--- TEXTO DE ORIGEM ---

O interesse pelas HQs viria por meio de tios colecionadores de gibis clássicos como Flash Gordon, Príncipe Valente e Tarzan. Depois, descobriu heróis mais contemporâneos, como Homem-Aranha, Mestre do Kung Fu e Surfista Prateado.
Mas a obra que realmente a impactou foi Peter Pan, animação da Disney de 1953. Curiosa, foi atrás do livro de J. M. Barrie, Peter Pan e Wendy (1911), e percebeu que a história do menino que não queria crescer era bem mais complexa, pois explorava diferentes arquétipos femininos, representados por Wendy Darling e Tinker Bell.
"A Disney pasteurizou bastante a trama, mas dava pra sentir que havia algo ali. O protagonista não era um herói comum de desenho infantil. Mas só fui entender isso ao ler o livro", diz. Nascia, ali, uma paixão — e seu futuro objeto de estudo.

Peter Pan no Brasil

Uma das obras favoritas de Paula ganhou protagonista feminina; na trama, Peter é confundido com o Curupira

Uma das obras favoritas de Paula ganhou protagonista feminina; na trama, Peter é confundido com o Curupira

/PAULA MASTROBERTI/REPRODUÇÃO/JC
Em 2017, Paula Mastroberti deu início a Peter Pan — Uma história de meninas. É uma narrativa gráfica longa, desenvolvida a partir de sua pesquisa no Programa de Pós-Graduação em Letras na Pucrs. Durante o mestrado e o doutorado, ela mergulhou na obra de Barrie e suas diferentes versões.
A identificação sempre foi forte. Tanto que, nas brincadeiras infantis, ela sempre fazia o papel de Peter. "Era muito difícil eu me identificar com personagens femininas. E, quando isso acontecia, era com bruxas, como a Malévola (de A bela adormecida). Mulheres que pareciam ser mais fortes."

--- SEÇÃO DE DADOS ---

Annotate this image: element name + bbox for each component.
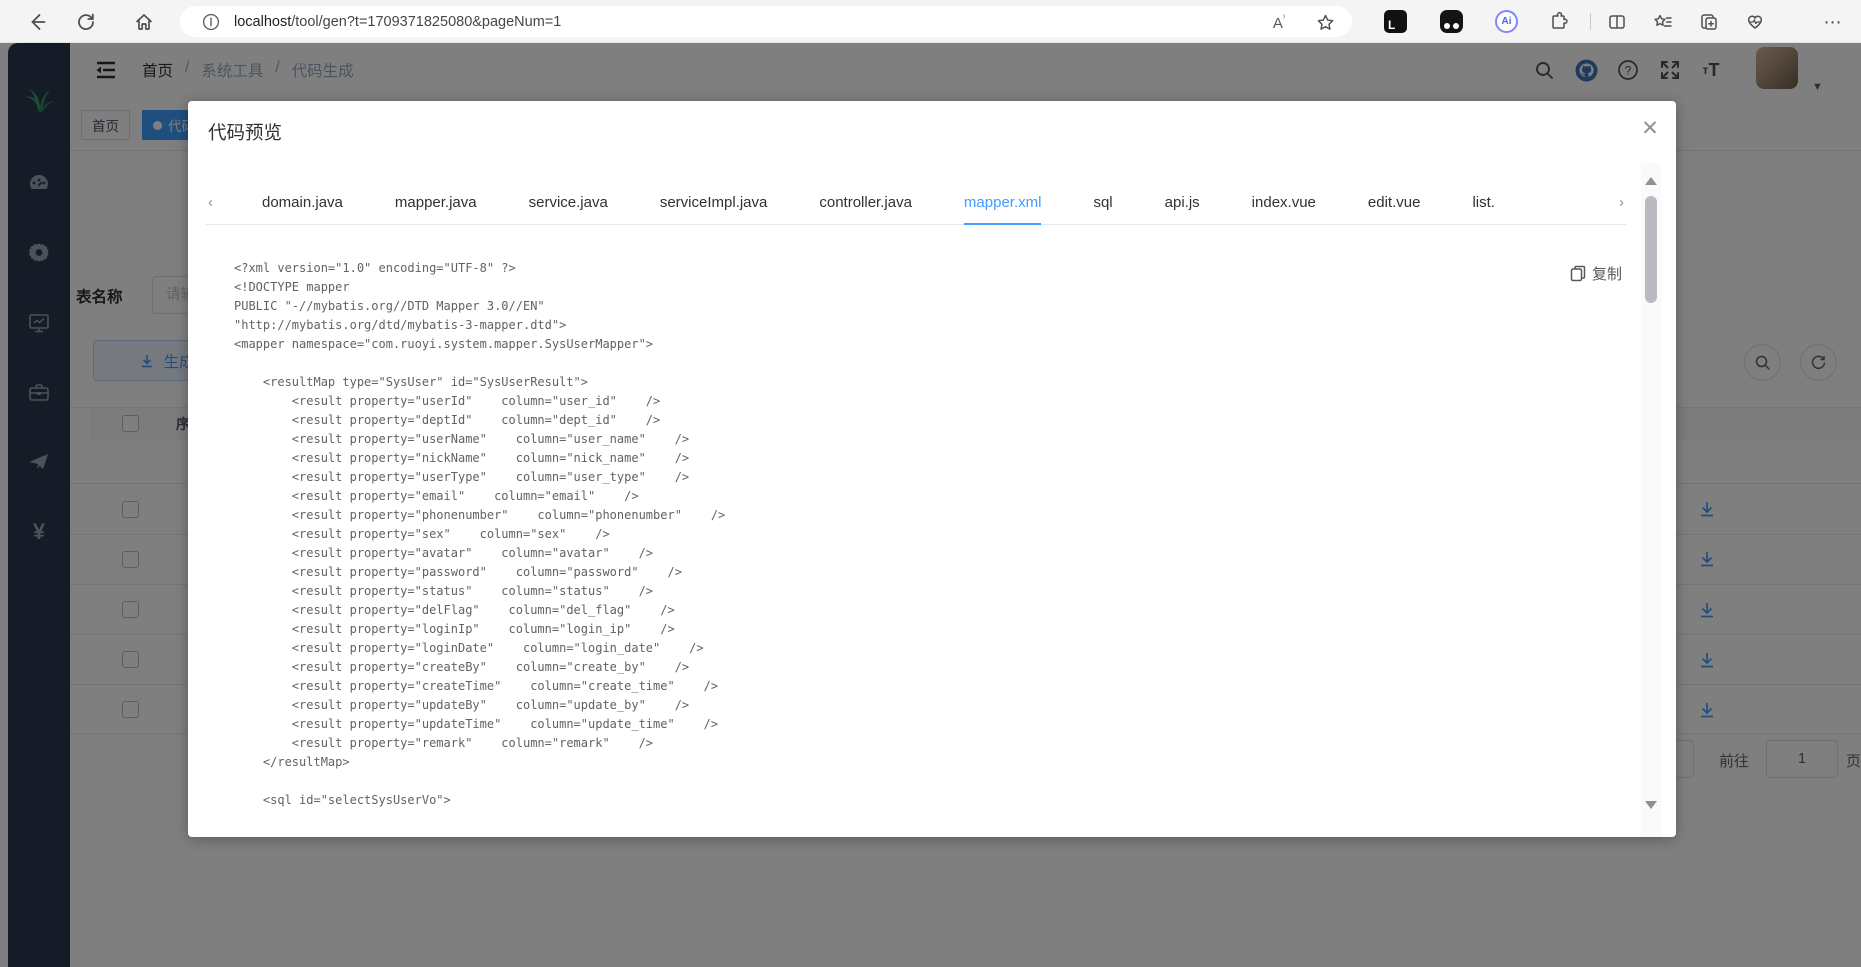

---

- O QUE FAZER:
Traduza para o inglês esta frase do texto sobre Paula Mastroberti e Peter Pan: "O protagonista não era um herói comum de desenho infantil."

- RESPOSTA ESCRITA:
The protagonist was not an ordinary children's cartoon hero.